> _Given instruction_: All lines featuring the string "with" are to be listed.

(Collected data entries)
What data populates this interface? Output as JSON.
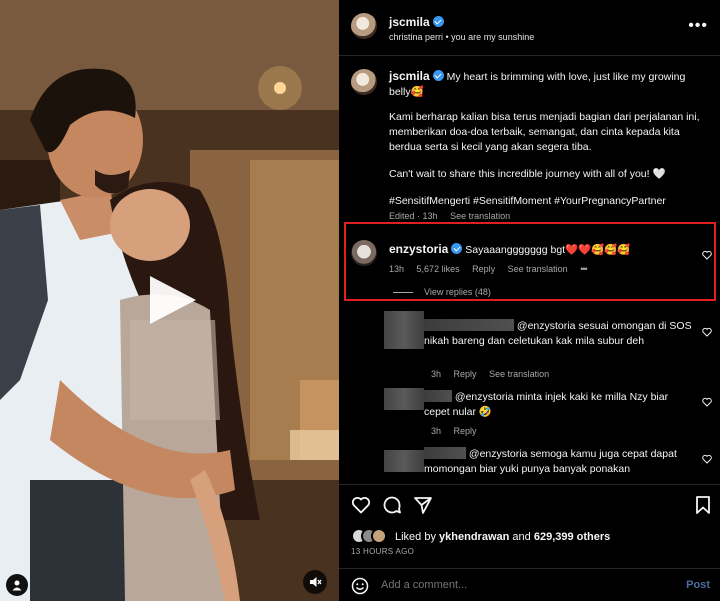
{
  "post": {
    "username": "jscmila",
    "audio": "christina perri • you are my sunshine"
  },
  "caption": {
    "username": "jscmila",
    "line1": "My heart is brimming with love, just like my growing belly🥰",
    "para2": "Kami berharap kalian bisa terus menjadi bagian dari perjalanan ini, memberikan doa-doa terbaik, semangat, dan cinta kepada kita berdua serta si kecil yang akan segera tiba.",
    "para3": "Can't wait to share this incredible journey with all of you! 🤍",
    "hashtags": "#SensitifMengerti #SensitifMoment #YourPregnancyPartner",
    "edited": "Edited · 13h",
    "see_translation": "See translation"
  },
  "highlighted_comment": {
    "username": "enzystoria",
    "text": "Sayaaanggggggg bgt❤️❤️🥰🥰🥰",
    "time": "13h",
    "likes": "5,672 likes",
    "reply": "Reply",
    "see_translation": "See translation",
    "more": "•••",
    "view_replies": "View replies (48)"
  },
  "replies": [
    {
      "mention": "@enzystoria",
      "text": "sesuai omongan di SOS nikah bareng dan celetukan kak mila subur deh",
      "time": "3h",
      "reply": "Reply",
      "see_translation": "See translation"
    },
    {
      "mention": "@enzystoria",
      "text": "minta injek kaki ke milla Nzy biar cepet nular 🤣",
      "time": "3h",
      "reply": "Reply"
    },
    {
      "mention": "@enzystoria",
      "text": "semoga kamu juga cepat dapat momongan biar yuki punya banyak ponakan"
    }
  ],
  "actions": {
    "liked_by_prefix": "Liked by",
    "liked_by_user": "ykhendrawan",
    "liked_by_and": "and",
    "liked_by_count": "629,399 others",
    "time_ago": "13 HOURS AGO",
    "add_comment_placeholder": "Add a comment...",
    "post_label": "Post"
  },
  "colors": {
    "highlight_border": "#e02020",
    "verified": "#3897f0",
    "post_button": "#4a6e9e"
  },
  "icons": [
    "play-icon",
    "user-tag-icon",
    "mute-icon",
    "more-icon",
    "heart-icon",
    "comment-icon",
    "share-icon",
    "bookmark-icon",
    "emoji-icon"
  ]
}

> _Task result_:
    "line1": "My heart is brimming with love, just like my growing belly🥰",
    "para3": "Can't wait to share this incredible journey with all of you! 🤍",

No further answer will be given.